**YOUR OBJECTIVE**
Please reproduce the items below unchanged, starting at the first line and ending at the line that contains "-8cm — [579, 235, 586, 240]", with both ends included.

[Annotations of page elements]

------------------------------

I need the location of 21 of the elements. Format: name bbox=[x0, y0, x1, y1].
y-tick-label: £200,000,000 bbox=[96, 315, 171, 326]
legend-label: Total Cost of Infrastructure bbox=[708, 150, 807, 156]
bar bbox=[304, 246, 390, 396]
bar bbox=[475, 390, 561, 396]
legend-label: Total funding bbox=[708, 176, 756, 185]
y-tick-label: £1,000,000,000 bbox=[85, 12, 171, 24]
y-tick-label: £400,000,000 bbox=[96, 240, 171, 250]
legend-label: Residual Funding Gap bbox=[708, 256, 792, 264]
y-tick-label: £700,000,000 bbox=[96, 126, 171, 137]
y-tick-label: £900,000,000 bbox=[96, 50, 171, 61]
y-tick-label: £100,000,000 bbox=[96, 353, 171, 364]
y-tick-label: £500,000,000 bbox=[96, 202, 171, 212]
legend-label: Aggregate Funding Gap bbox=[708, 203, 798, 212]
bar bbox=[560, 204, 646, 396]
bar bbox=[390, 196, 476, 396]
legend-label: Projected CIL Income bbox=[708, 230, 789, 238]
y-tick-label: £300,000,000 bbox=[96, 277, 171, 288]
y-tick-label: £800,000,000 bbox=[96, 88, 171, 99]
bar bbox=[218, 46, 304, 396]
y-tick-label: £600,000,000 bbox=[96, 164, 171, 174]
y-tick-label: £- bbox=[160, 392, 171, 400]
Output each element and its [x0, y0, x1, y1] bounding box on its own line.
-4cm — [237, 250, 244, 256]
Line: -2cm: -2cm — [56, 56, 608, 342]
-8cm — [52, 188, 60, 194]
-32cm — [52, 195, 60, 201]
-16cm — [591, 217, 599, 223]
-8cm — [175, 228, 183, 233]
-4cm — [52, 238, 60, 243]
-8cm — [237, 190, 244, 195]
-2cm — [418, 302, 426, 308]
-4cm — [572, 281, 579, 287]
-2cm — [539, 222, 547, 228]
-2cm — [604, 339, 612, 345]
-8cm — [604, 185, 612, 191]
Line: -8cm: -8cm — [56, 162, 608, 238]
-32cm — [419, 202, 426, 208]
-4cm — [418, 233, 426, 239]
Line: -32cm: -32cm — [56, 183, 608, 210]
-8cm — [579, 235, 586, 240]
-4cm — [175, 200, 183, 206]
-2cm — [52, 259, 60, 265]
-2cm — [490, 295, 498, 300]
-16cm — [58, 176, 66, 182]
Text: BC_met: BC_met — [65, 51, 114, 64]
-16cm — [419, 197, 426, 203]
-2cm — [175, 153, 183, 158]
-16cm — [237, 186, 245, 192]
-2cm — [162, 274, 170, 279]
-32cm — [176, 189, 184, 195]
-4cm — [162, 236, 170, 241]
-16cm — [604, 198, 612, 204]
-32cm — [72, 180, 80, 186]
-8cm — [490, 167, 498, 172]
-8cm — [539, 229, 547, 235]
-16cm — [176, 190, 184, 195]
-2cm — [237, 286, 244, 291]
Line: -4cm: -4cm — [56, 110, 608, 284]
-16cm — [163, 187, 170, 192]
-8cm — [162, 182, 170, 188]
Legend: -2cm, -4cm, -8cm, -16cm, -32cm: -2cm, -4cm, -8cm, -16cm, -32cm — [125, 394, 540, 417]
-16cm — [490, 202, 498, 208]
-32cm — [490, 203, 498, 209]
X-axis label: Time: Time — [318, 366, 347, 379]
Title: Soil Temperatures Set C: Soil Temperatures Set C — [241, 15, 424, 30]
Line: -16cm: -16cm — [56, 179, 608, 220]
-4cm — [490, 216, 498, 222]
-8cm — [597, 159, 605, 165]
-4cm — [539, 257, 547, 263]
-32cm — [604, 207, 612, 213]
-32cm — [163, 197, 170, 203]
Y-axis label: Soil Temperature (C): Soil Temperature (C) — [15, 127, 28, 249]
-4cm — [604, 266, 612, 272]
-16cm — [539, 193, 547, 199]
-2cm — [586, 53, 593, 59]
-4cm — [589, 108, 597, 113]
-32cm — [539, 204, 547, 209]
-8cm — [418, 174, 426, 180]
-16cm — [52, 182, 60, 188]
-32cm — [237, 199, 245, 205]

------------------------------

**SOLUTION TO THE PROBLEM**
I need the location of 21 of the elements. Format: name bbox=[x0, y0, x1, y1].
y-tick-label: £200,000,000 bbox=[96, 315, 171, 326]
legend-label: Total Cost of Infrastructure bbox=[708, 150, 807, 156]
bar bbox=[304, 246, 390, 396]
bar bbox=[475, 390, 561, 396]
legend-label: Total funding bbox=[708, 176, 756, 185]
y-tick-label: £1,000,000,000 bbox=[85, 12, 171, 24]
y-tick-label: £400,000,000 bbox=[96, 240, 171, 250]
legend-label: Residual Funding Gap bbox=[708, 256, 792, 264]
y-tick-label: £700,000,000 bbox=[96, 126, 171, 137]
y-tick-label: £900,000,000 bbox=[96, 50, 171, 61]
y-tick-label: £100,000,000 bbox=[96, 353, 171, 364]
y-tick-label: £500,000,000 bbox=[96, 202, 171, 212]
legend-label: Aggregate Funding Gap bbox=[708, 203, 798, 212]
bar bbox=[560, 204, 646, 396]
bar bbox=[390, 196, 476, 396]
legend-label: Projected CIL Income bbox=[708, 230, 789, 238]
y-tick-label: £300,000,000 bbox=[96, 277, 171, 288]
y-tick-label: £800,000,000 bbox=[96, 88, 171, 99]
bar bbox=[218, 46, 304, 396]
y-tick-label: £600,000,000 bbox=[96, 164, 171, 174]
y-tick-label: £- bbox=[160, 392, 171, 400]
Output each element and its [x0, y0, x1, y1] bounding box on its own line.
-4cm — [237, 250, 244, 256]
Line: -2cm: -2cm — [56, 56, 608, 342]
-8cm — [52, 188, 60, 194]
-32cm — [52, 195, 60, 201]
-16cm — [591, 217, 599, 223]
-8cm — [175, 228, 183, 233]
-4cm — [52, 238, 60, 243]
-8cm — [237, 190, 244, 195]
-2cm — [418, 302, 426, 308]
-4cm — [572, 281, 579, 287]
-2cm — [539, 222, 547, 228]
-2cm — [604, 339, 612, 345]
-8cm — [604, 185, 612, 191]
Line: -8cm: -8cm — [56, 162, 608, 238]
-32cm — [419, 202, 426, 208]
-4cm — [418, 233, 426, 239]
Line: -32cm: -32cm — [56, 183, 608, 210]
-8cm — [579, 235, 586, 240]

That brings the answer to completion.